EXTRACT TO READ >>
-- BEGIN --
# My cat just died =(



## Blind-Dog (Mar 29, 2010)

I have 2 cats, one has kittens and the other just died yesterday from a bite of one dog...  actually she manage to escape but she bleeded and died later...I will show her picture and if you have a FB account plz like...http://www.facebook.com/photo.php?pid=3 ... 1141159484


----------



## Heather102180 (Nov 19, 2003)

So sorry for your loss. atback She looks adorable...what was her name?


----------



## Blind-Dog (Mar 29, 2010)

Mimi....


----------



## dhoakohime (Mar 25, 2010)

So sorry to hear that  *huggs*


----------



## LilRed (Jul 16, 2008)

I am so sorry.
RIP Mimi


----------



## Jeanie (Jun 18, 2003)

My heart aches for you. What a terrible ordeal.


----------



## Blind-Dog (Mar 29, 2010)
-- END --
PROVIDED MATERIAL >>
-- BEGIN --
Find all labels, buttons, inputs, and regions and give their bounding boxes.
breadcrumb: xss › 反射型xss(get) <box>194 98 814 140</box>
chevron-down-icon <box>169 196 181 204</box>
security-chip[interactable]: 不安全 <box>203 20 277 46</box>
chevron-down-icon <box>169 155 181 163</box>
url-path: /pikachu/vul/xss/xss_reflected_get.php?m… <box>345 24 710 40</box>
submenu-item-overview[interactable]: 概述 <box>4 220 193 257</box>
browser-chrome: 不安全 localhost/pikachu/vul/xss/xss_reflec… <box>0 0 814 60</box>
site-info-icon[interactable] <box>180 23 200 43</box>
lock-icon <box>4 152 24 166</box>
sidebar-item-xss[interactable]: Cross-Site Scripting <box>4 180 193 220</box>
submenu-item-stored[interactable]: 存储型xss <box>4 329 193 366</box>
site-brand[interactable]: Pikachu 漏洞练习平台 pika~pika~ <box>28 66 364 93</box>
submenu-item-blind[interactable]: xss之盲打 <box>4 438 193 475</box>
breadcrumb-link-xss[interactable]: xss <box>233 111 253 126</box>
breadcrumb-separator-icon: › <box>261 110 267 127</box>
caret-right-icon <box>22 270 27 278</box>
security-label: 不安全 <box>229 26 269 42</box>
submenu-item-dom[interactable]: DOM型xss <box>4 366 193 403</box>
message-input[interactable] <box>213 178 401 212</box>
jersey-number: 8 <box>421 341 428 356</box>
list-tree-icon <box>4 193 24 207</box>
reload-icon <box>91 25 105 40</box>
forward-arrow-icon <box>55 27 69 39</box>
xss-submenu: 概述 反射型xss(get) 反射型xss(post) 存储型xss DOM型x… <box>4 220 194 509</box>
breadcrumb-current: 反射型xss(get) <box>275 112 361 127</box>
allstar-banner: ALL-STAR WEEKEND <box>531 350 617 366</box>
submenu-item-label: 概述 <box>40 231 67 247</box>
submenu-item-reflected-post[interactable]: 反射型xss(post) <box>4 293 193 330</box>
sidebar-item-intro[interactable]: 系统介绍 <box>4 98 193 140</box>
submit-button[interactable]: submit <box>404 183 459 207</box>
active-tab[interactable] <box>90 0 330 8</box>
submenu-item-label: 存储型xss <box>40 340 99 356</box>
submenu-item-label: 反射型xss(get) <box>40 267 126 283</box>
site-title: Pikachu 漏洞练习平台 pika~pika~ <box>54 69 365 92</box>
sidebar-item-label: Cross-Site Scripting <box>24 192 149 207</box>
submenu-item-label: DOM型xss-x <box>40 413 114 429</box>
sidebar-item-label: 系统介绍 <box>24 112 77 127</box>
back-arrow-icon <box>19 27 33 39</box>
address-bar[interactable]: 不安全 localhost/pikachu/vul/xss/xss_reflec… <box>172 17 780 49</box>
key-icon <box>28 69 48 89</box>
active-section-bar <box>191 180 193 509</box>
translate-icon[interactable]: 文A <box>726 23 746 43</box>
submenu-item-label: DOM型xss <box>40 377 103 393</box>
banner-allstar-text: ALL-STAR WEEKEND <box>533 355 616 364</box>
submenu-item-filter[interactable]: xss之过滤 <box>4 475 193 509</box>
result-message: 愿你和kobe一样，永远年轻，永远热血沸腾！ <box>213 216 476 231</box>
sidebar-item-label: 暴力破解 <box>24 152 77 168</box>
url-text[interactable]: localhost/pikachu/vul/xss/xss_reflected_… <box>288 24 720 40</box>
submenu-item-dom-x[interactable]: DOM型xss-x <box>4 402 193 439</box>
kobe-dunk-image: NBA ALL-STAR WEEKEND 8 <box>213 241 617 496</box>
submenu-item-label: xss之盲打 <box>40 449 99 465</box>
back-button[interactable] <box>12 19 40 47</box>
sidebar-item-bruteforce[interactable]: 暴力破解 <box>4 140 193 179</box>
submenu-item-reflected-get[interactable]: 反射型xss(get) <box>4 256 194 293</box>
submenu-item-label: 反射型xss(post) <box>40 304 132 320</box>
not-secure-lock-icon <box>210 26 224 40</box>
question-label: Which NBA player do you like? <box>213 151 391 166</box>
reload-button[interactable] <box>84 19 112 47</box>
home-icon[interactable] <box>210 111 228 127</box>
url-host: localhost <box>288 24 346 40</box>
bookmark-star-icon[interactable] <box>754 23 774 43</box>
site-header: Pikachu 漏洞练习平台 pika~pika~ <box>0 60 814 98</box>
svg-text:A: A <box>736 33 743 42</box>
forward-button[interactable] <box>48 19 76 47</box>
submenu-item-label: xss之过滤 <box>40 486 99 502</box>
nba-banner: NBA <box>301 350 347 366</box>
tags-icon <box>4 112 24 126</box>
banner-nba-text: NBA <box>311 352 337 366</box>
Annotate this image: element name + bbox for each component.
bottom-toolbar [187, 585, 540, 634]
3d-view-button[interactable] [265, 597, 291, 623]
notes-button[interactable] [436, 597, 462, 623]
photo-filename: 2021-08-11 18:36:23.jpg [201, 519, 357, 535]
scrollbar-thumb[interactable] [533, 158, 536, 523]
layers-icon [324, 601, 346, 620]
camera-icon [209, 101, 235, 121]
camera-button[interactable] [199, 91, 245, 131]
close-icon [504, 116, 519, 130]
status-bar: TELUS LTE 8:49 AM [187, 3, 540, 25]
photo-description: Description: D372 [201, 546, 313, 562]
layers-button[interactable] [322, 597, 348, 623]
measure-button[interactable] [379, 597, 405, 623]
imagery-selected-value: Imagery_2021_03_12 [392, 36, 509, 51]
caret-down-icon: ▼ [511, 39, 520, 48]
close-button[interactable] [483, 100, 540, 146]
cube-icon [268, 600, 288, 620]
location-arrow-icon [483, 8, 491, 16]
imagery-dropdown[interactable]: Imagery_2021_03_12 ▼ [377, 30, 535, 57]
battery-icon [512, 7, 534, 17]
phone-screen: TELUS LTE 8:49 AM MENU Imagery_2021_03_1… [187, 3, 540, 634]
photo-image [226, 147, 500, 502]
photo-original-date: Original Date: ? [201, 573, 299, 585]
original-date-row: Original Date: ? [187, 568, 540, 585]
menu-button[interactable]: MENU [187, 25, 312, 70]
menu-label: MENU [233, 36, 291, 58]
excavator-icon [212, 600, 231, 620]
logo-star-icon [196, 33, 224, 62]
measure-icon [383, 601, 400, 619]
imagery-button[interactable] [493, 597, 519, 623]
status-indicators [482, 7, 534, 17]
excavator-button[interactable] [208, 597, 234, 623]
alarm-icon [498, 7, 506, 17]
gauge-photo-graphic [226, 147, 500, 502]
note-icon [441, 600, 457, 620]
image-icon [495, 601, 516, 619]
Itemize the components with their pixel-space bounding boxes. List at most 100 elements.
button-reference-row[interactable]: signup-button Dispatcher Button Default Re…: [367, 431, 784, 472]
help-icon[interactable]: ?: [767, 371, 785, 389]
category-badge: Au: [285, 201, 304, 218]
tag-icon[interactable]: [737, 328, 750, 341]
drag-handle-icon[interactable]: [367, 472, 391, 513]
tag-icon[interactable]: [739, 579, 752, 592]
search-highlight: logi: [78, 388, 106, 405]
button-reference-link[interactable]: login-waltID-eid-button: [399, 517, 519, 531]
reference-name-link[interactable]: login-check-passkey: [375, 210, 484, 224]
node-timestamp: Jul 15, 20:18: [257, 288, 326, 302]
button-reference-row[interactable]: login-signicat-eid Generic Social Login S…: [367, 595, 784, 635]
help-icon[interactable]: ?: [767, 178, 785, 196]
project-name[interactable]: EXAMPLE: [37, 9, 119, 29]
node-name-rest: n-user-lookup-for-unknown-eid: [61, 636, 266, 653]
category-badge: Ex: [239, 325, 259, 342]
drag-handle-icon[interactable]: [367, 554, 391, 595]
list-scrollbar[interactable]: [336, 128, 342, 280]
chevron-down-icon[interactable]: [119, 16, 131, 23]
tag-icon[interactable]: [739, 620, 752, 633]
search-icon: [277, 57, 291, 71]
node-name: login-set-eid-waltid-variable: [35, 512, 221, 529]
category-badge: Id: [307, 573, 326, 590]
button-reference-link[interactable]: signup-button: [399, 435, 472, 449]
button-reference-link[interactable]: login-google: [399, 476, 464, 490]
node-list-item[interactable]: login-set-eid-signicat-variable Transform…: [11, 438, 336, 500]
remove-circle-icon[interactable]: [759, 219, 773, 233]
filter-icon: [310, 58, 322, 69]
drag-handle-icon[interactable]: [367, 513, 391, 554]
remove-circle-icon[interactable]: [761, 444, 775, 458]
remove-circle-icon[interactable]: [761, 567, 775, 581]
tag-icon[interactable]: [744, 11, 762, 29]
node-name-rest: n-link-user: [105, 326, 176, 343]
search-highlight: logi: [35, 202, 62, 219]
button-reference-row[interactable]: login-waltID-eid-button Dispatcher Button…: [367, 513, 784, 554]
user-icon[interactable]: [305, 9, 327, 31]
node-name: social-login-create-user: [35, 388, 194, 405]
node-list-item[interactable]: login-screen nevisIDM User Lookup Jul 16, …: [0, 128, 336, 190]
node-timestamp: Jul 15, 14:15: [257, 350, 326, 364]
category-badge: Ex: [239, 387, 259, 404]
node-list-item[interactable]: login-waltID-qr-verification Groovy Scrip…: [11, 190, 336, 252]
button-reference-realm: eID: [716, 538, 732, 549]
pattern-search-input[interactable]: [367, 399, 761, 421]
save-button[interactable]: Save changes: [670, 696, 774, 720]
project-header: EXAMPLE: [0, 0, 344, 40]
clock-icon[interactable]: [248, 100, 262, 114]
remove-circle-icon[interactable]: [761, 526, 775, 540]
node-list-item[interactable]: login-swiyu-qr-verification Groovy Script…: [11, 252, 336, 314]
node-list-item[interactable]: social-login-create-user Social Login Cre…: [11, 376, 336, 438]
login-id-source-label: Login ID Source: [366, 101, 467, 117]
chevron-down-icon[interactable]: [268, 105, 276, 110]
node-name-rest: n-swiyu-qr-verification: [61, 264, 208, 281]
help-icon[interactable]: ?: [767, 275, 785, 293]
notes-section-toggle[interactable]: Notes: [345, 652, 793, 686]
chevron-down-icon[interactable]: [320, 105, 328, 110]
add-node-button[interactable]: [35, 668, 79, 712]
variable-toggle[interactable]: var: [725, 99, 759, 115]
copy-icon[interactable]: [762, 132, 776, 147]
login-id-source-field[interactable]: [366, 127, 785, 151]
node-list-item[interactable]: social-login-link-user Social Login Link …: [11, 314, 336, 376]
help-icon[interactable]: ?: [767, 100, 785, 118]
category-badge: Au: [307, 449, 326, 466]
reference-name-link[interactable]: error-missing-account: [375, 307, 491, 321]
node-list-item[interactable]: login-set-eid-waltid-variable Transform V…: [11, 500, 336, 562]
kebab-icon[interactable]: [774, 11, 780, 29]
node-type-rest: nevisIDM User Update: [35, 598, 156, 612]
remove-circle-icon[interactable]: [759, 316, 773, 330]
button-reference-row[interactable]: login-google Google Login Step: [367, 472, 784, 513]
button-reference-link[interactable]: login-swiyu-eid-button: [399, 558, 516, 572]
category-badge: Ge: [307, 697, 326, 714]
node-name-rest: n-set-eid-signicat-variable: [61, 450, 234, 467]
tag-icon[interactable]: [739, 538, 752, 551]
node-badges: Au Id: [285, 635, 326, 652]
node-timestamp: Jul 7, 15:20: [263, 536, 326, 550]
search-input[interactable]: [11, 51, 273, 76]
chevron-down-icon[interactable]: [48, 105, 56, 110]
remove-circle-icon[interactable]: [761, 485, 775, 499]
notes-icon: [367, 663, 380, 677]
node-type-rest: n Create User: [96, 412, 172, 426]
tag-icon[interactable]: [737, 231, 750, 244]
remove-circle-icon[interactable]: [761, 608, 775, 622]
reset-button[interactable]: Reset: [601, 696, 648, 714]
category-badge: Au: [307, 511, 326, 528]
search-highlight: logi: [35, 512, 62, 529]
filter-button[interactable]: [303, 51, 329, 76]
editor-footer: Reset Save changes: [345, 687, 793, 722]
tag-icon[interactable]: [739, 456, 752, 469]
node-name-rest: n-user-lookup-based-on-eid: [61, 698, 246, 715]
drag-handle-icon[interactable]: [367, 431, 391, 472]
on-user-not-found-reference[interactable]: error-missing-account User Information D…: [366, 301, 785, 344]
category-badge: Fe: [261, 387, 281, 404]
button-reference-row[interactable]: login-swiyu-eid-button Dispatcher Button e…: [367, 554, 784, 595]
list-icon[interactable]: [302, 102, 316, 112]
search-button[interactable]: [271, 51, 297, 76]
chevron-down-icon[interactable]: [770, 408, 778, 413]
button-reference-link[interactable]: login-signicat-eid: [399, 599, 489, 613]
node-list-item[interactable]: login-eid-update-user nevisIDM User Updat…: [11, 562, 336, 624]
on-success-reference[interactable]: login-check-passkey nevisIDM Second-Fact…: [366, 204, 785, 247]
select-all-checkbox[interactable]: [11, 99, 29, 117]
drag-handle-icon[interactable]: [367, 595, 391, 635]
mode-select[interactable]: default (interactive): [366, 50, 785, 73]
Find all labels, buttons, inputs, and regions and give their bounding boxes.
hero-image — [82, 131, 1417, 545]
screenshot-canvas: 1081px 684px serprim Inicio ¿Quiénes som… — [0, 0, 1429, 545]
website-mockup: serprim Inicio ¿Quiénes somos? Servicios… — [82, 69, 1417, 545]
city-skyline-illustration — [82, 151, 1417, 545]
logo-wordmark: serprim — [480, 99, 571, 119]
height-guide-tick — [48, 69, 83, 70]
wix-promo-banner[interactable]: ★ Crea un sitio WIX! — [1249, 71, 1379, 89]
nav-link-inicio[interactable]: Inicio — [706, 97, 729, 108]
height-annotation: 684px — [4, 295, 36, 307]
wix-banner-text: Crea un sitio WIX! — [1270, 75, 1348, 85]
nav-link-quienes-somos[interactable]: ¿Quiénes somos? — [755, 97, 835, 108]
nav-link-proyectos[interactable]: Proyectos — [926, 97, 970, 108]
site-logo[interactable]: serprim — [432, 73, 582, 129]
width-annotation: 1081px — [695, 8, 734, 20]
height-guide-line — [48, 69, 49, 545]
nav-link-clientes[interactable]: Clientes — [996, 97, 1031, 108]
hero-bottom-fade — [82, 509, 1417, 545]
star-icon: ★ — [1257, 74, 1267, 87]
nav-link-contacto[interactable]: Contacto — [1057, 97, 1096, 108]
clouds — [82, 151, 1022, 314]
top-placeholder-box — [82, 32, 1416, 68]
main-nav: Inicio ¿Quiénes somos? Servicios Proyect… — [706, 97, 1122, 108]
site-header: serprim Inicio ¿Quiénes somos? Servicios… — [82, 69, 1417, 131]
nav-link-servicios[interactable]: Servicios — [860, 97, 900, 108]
-- END --
WORK INSTRUCTIONS >>
**A.** From the forum thread about the cat that died, copy everything from "I have 2 cats, one" down to "was her name?".
**B.** Go on with the forum thread about the dead cat Mimi from the point where it stops.

SET OF ANSWERS >>
**A.**
I have 2 cats, one has kittens and the other just died yesterday from a bite of one dog...  actually she manage to escape but she bleeded and died later...I will show her picture and if you have a FB account plz like...http://www.facebook.com/photo.php?pid=3 ... 1141159484


----------



## Heather102180 (Nov 19, 2003)

So sorry for your loss. atback She looks adorable...what was her name?

**B.**
Thanks to every one who cares about Mimi :wink:


----------



## Dave_ph (Jul 7, 2009)

Awww. She was beautiful. I'm sorry.


----------



## Leazie (Apr 14, 2007)

Poor little Mimi. She was a beautiful girl. I am so sorry for your loss.


----------



## Mitts & Tess (Sep 4, 2004)

She looked like a very loving kitty. So sorry you had to loose her this way. 
cyber hugs from all of us on CF ((())).


----------



## luckyducky09 (Mar 23, 2010)

Very sorry for your loss.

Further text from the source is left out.